──────── Data for the task

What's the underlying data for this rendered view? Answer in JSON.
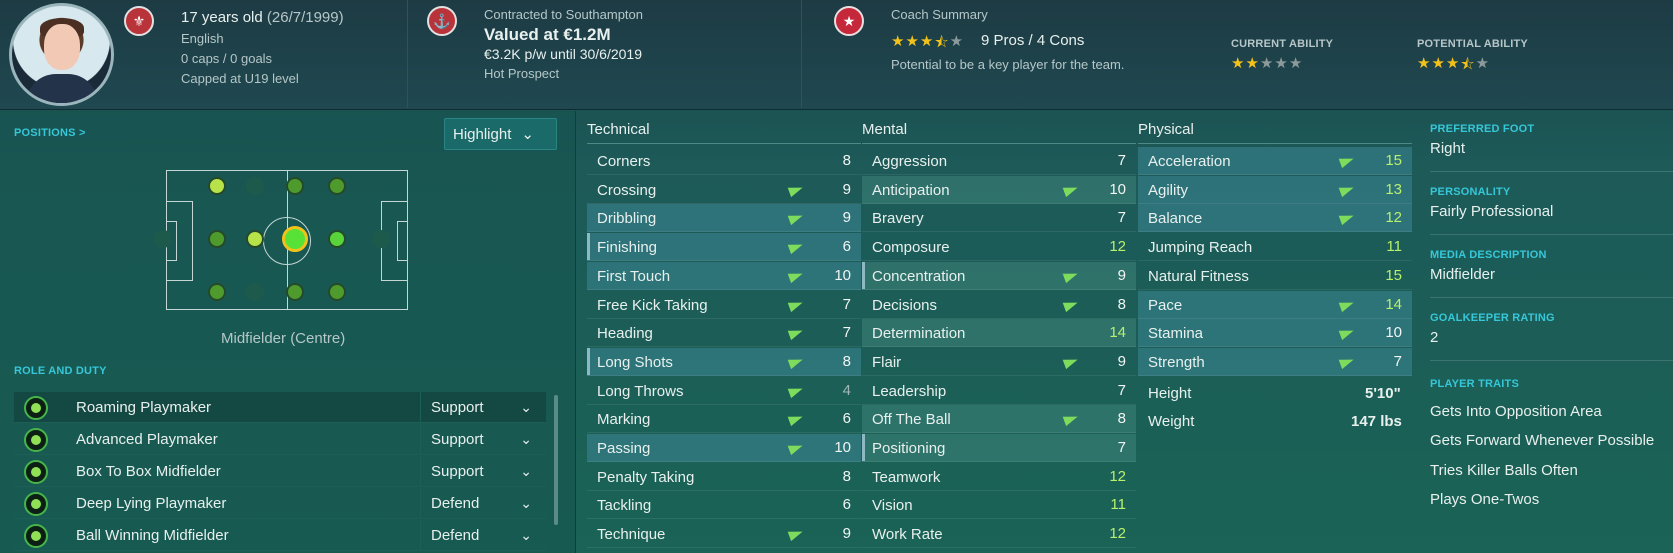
{
  "header": {
    "age": "17 years old",
    "dob": "(26/7/1999)",
    "nationality": "English",
    "caps": "0 caps / 0 goals",
    "capped_level": "Capped at U19 level",
    "contract": "Contracted to Southampton",
    "value": "Valued at €1.2M",
    "wage": "€3.2K p/w until 30/6/2019",
    "status": "Hot Prospect",
    "coach_title": "Coach Summary",
    "coach_rating_stars": 3.5,
    "pros_cons": "9 Pros / 4 Cons",
    "coach_text": "Potential to be a key player for the team.",
    "current_ability_label": "CURRENT ABILITY",
    "current_ability_stars": 2,
    "potential_ability_label": "POTENTIAL ABILITY",
    "potential_ability_stars": 3.5
  },
  "left": {
    "positions_label": "POSITIONS >",
    "highlight_label": "Highlight",
    "position_caption": "Midfielder (Centre)",
    "role_duty_label": "ROLE AND DUTY",
    "roles": [
      {
        "name": "Roaming Playmaker",
        "duty": "Support"
      },
      {
        "name": "Advanced Playmaker",
        "duty": "Support"
      },
      {
        "name": "Box To Box Midfielder",
        "duty": "Support"
      },
      {
        "name": "Deep Lying Playmaker",
        "duty": "Defend"
      },
      {
        "name": "Ball Winning Midfielder",
        "duty": "Defend"
      }
    ]
  },
  "attributes": {
    "technical_label": "Technical",
    "mental_label": "Mental",
    "physical_label": "Physical",
    "technical": [
      {
        "name": "Corners",
        "value": "8"
      },
      {
        "name": "Crossing",
        "value": "9"
      },
      {
        "name": "Dribbling",
        "value": "9"
      },
      {
        "name": "Finishing",
        "value": "6"
      },
      {
        "name": "First Touch",
        "value": "10"
      },
      {
        "name": "Free Kick Taking",
        "value": "7"
      },
      {
        "name": "Heading",
        "value": "7"
      },
      {
        "name": "Long Shots",
        "value": "8"
      },
      {
        "name": "Long Throws",
        "value": "4"
      },
      {
        "name": "Marking",
        "value": "6"
      },
      {
        "name": "Passing",
        "value": "10"
      },
      {
        "name": "Penalty Taking",
        "value": "8"
      },
      {
        "name": "Tackling",
        "value": "6"
      },
      {
        "name": "Technique",
        "value": "9"
      }
    ],
    "mental": [
      {
        "name": "Aggression",
        "value": "7"
      },
      {
        "name": "Anticipation",
        "value": "10"
      },
      {
        "name": "Bravery",
        "value": "7"
      },
      {
        "name": "Composure",
        "value": "12"
      },
      {
        "name": "Concentration",
        "value": "9"
      },
      {
        "name": "Decisions",
        "value": "8"
      },
      {
        "name": "Determination",
        "value": "14"
      },
      {
        "name": "Flair",
        "value": "9"
      },
      {
        "name": "Leadership",
        "value": "7"
      },
      {
        "name": "Off The Ball",
        "value": "8"
      },
      {
        "name": "Positioning",
        "value": "7"
      },
      {
        "name": "Teamwork",
        "value": "12"
      },
      {
        "name": "Vision",
        "value": "11"
      },
      {
        "name": "Work Rate",
        "value": "12"
      }
    ],
    "physical": [
      {
        "name": "Acceleration",
        "value": "15"
      },
      {
        "name": "Agility",
        "value": "13"
      },
      {
        "name": "Balance",
        "value": "12"
      },
      {
        "name": "Jumping Reach",
        "value": "11"
      },
      {
        "name": "Natural Fitness",
        "value": "15"
      },
      {
        "name": "Pace",
        "value": "14"
      },
      {
        "name": "Stamina",
        "value": "10"
      },
      {
        "name": "Strength",
        "value": "7"
      }
    ],
    "height_label": "Height",
    "height": "5'10\"",
    "weight_label": "Weight",
    "weight": "147 lbs"
  },
  "right": {
    "preferred_foot_label": "PREFERRED FOOT",
    "preferred_foot": "Right",
    "personality_label": "PERSONALITY",
    "personality": "Fairly Professional",
    "media_label": "MEDIA DESCRIPTION",
    "media": "Midfielder",
    "gk_label": "GOALKEEPER RATING",
    "gk": "2",
    "traits_label": "PLAYER TRAITS",
    "traits": [
      "Gets Into Opposition Area",
      "Gets Forward Whenever Possible",
      "Tries Killer Balls Often",
      "Plays One-Twos"
    ]
  },
  "colors": {
    "accent": "#36c7d8",
    "high_value": "#b9f06e",
    "star": "#f2c21b"
  }
}
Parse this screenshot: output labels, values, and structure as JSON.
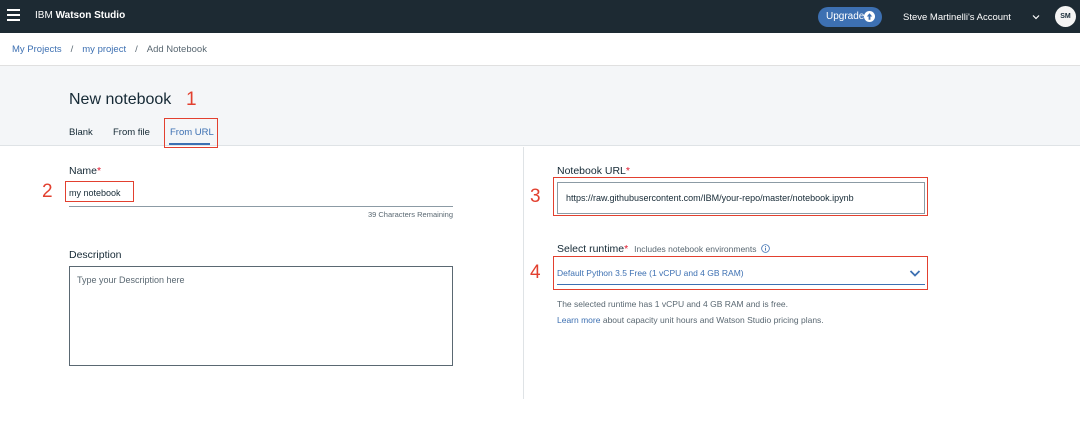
{
  "nav": {
    "brand_prefix": "IBM",
    "brand_product": "Watson Studio",
    "upgrade_label": "Upgrade",
    "account_label": "Steve Martinelli's Account",
    "avatar_initials": "SM"
  },
  "breadcrumb": {
    "items": [
      "My Projects",
      "my project",
      "Add Notebook"
    ],
    "separator": "/"
  },
  "page": {
    "title": "New notebook",
    "tabs": [
      "Blank",
      "From file",
      "From URL"
    ],
    "selected_tab": "From URL"
  },
  "form": {
    "name": {
      "label": "Name",
      "required_marker": "*",
      "value": "my notebook",
      "remaining_text": "39 Characters Remaining"
    },
    "description": {
      "label": "Description",
      "placeholder": "Type your Description here"
    },
    "notebook_url": {
      "label": "Notebook URL",
      "required_marker": "*",
      "value": "https://raw.githubusercontent.com/IBM/your-repo/master/notebook.ipynb"
    },
    "runtime": {
      "label": "Select runtime",
      "required_marker": "*",
      "sublabel": "Includes notebook environments",
      "selected": "Default Python 3.5 Free (1 vCPU and 4 GB RAM)",
      "info_line": "The selected runtime has 1 vCPU and 4 GB RAM and is free.",
      "learn_more_link": "Learn more",
      "learn_more_rest": "about capacity unit hours and Watson Studio pricing plans."
    }
  },
  "annotations": [
    "1",
    "2",
    "3",
    "4"
  ],
  "colors": {
    "nav_bg": "#1d2a33",
    "accent": "#3d70b2",
    "annotation": "#e2402f",
    "required": "#e0182d"
  }
}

────────────────

● What you have to do: Except for the pictures, copy the material above exactly.

● Exercise response:
What's the underlying data for this rendered view? Answer in JSON.
{
  "header": {
    "age": "17 years old",
    "dob": "(26/7/1999)",
    "nationality": "English",
    "caps": "0 caps / 0 goals",
    "capped_level": "Capped at U19 level",
    "contract": "Contracted to Southampton",
    "value": "Valued at €1.2M",
    "wage": "€3.2K p/w until 30/6/2019",
    "status": "Hot Prospect",
    "coach_title": "Coach Summary",
    "coach_rating_stars": 3.5,
    "pros_cons": "9 Pros / 4 Cons",
    "coach_text": "Potential to be a key player for the team.",
    "current_ability_label": "CURRENT ABILITY",
    "current_ability_stars": 2,
    "potential_ability_label": "POTENTIAL ABILITY",
    "potential_ability_stars": 3.5
  },
  "left": {
    "positions_label": "POSITIONS >",
    "highlight_label": "Highlight",
    "position_caption": "Midfielder (Centre)",
    "role_duty_label": "ROLE AND DUTY",
    "roles": [
      {
        "name": "Roaming Playmaker",
        "duty": "Support"
      },
      {
        "name": "Advanced Playmaker",
        "duty": "Support"
      },
      {
        "name": "Box To Box Midfielder",
        "duty": "Support"
      },
      {
        "name": "Deep Lying Playmaker",
        "duty": "Defend"
      },
      {
        "name": "Ball Winning Midfielder",
        "duty": "Defend"
      }
    ]
  },
  "attributes": {
    "technical_label": "Technical",
    "mental_label": "Mental",
    "physical_label": "Physical",
    "technical": [
      {
        "name": "Corners",
        "value": "8"
      },
      {
        "name": "Crossing",
        "value": "9"
      },
      {
        "name": "Dribbling",
        "value": "9"
      },
      {
        "name": "Finishing",
        "value": "6"
      },
      {
        "name": "First Touch",
        "value": "10"
      },
      {
        "name": "Free Kick Taking",
        "value": "7"
      },
      {
        "name": "Heading",
        "value": "7"
      },
      {
        "name": "Long Shots",
        "value": "8"
      },
      {
        "name": "Long Throws",
        "value": "4"
      },
      {
        "name": "Marking",
        "value": "6"
      },
      {
        "name": "Passing",
        "value": "10"
      },
      {
        "name": "Penalty Taking",
        "value": "8"
      },
      {
        "name": "Tackling",
        "value": "6"
      },
      {
        "name": "Technique",
        "value": "9"
      }
    ],
    "mental": [
      {
        "name": "Aggression",
        "value": "7"
      },
      {
        "name": "Anticipation",
        "value": "10"
      },
      {
        "name": "Bravery",
        "value": "7"
      },
      {
        "name": "Composure",
        "value": "12"
      },
      {
        "name": "Concentration",
        "value": "9"
      },
      {
        "name": "Decisions",
        "value": "8"
      },
      {
        "name": "Determination",
        "value": "14"
      },
      {
        "name": "Flair",
        "value": "9"
      },
      {
        "name": "Leadership",
        "value": "7"
      },
      {
        "name": "Off The Ball",
        "value": "8"
      },
      {
        "name": "Positioning",
        "value": "7"
      },
      {
        "name": "Teamwork",
        "value": "12"
      },
      {
        "name": "Vision",
        "value": "11"
      },
      {
        "name": "Work Rate",
        "value": "12"
      }
    ],
    "physical": [
      {
        "name": "Acceleration",
        "value": "15"
      },
      {
        "name": "Agility",
        "value": "13"
      },
      {
        "name": "Balance",
        "value": "12"
      },
      {
        "name": "Jumping Reach",
        "value": "11"
      },
      {
        "name": "Natural Fitness",
        "value": "15"
      },
      {
        "name": "Pace",
        "value": "14"
      },
      {
        "name": "Stamina",
        "value": "10"
      },
      {
        "name": "Strength",
        "value": "7"
      }
    ],
    "height_label": "Height",
    "height": "5'10\"",
    "weight_label": "Weight",
    "weight": "147 lbs"
  },
  "right": {
    "preferred_foot_label": "PREFERRED FOOT",
    "preferred_foot": "Right",
    "personality_label": "PERSONALITY",
    "personality": "Fairly Professional",
    "media_label": "MEDIA DESCRIPTION",
    "media": "Midfielder",
    "gk_label": "GOALKEEPER RATING",
    "gk": "2",
    "traits_label": "PLAYER TRAITS",
    "traits": [
      "Gets Into Opposition Area",
      "Gets Forward Whenever Possible",
      "Tries Killer Balls Often",
      "Plays One-Twos"
    ]
  },
  "colors": {
    "accent": "#36c7d8",
    "high_value": "#b9f06e",
    "star": "#f2c21b"
  }
}
Parse this screenshot: output labels, values, and structure as JSON.
{
  "nav": {
    "brand_prefix": "IBM",
    "brand_product": "Watson Studio",
    "upgrade_label": "Upgrade",
    "account_label": "Steve Martinelli's Account",
    "avatar_initials": "SM"
  },
  "breadcrumb": {
    "items": [
      "My Projects",
      "my project",
      "Add Notebook"
    ],
    "separator": "/"
  },
  "page": {
    "title": "New notebook",
    "tabs": [
      "Blank",
      "From file",
      "From URL"
    ],
    "selected_tab": "From URL"
  },
  "form": {
    "name": {
      "label": "Name",
      "required_marker": "*",
      "value": "my notebook",
      "remaining_text": "39 Characters Remaining"
    },
    "description": {
      "label": "Description",
      "placeholder": "Type your Description here"
    },
    "notebook_url": {
      "label": "Notebook URL",
      "required_marker": "*",
      "value": "https://raw.githubusercontent.com/IBM/your-repo/master/notebook.ipynb"
    },
    "runtime": {
      "label": "Select runtime",
      "required_marker": "*",
      "sublabel": "Includes notebook environments",
      "selected": "Default Python 3.5 Free (1 vCPU and 4 GB RAM)",
      "info_line": "The selected runtime has 1 vCPU and 4 GB RAM and is free.",
      "learn_more_link": "Learn more",
      "learn_more_rest": "about capacity unit hours and Watson Studio pricing plans."
    }
  },
  "annotations": [
    "1",
    "2",
    "3",
    "4"
  ],
  "colors": {
    "nav_bg": "#1d2a33",
    "accent": "#3d70b2",
    "annotation": "#e2402f",
    "required": "#e0182d"
  }
}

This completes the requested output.